OBJECTIVE => Copy out all the records exactly.

★ ★ ★ ★

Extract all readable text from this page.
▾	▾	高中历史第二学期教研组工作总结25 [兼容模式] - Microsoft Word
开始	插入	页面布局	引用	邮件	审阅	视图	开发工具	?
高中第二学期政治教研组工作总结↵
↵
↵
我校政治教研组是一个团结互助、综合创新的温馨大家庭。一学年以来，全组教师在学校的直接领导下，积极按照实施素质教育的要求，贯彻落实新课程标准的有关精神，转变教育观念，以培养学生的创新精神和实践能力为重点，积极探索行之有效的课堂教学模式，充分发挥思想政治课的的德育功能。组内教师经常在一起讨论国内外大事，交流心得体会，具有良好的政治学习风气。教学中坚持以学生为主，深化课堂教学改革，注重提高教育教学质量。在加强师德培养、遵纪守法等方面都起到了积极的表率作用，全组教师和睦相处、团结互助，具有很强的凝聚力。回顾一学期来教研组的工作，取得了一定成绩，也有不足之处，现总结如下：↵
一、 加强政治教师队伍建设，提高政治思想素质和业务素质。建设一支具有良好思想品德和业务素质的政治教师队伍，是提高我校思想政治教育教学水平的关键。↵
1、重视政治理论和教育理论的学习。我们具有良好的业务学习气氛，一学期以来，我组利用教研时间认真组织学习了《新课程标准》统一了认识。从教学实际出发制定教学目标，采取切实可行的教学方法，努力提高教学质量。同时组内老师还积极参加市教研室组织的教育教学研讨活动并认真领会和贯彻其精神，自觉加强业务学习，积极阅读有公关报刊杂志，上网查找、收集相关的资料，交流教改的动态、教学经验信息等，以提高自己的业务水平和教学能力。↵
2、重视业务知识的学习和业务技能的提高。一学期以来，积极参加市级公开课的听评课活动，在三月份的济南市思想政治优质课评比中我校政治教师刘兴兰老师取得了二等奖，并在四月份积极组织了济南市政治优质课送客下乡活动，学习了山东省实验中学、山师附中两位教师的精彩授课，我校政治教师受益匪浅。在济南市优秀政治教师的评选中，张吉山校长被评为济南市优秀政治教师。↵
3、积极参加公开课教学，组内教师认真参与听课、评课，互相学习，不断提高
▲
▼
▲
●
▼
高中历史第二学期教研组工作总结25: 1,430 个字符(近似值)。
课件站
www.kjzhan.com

★ ★ ★ ★

OUTPUT BELOW =>
Extract all readable text from this page.
▾	▾	高中历史第二学期教研组工作总结25 [兼容模式] - Microsoft Word
开始	插入	页面布局	引用	邮件	审阅	视图	开发工具	?
高中第二学期政治教研组工作总结↵
↵
↵
我校政治教研组是一个团结互助、综合创新的温馨大家庭。一学年以来，全组教师在学校的直接领导下，积极按照实施素质教育的要求，贯彻落实新课程标准的有关精神，转变教育观念，以培养学生的创新精神和实践能力为重点，积极探索行之有效的课堂教学模式，充分发挥思想政治课的的德育功能。组内教师经常在一起讨论国内外大事，交流心得体会，具有良好的政治学习风气。教学中坚持以学生为主，深化课堂教学改革，注重提高教育教学质量。在加强师德培养、遵纪守法等方面都起到了积极的表率作用，全组教师和睦相处、团结互助，具有很强的凝聚力。回顾一学期来教研组的工作，取得了一定成绩，也有不足之处，现总结如下：↵
一、 加强政治教师队伍建设，提高政治思想素质和业务素质。建设一支具有良好思想品德和业务素质的政治教师队伍，是提高我校思想政治教育教学水平的关键。↵
1、重视政治理论和教育理论的学习。我们具有良好的业务学习气氛，一学期以来，我组利用教研时间认真组织学习了《新课程标准》统一了认识。从教学实际出发制定教学目标，采取切实可行的教学方法，努力提高教学质量。同时组内老师还积极参加市教研室组织的教育教学研讨活动并认真领会和贯彻其精神，自觉加强业务学习，积极阅读有公关报刊杂志，上网查找、收集相关的资料，交流教改的动态、教学经验信息等，以提高自己的业务水平和教学能力。↵
2、重视业务知识的学习和业务技能的提高。一学期以来，积极参加市级公开课的听评课活动，在三月份的济南市思想政治优质课评比中我校政治教师刘兴兰老师取得了二等奖，并在四月份积极组织了济南市政治优质课送客下乡活动，学习了山东省实验中学、山师附中两位教师的精彩授课，我校政治教师受益匪浅。在济南市优秀政治教师的评选中，张吉山校长被评为济南市优秀政治教师。↵
3、积极参加公开课教学，组内教师认真参与听课、评课，互相学习，不断提高
▲
▼
▲
●
▼
高中历史第二学期教研组工作总结25: 1,430 个字符(近似值)。
课件站
www.kjzhan.com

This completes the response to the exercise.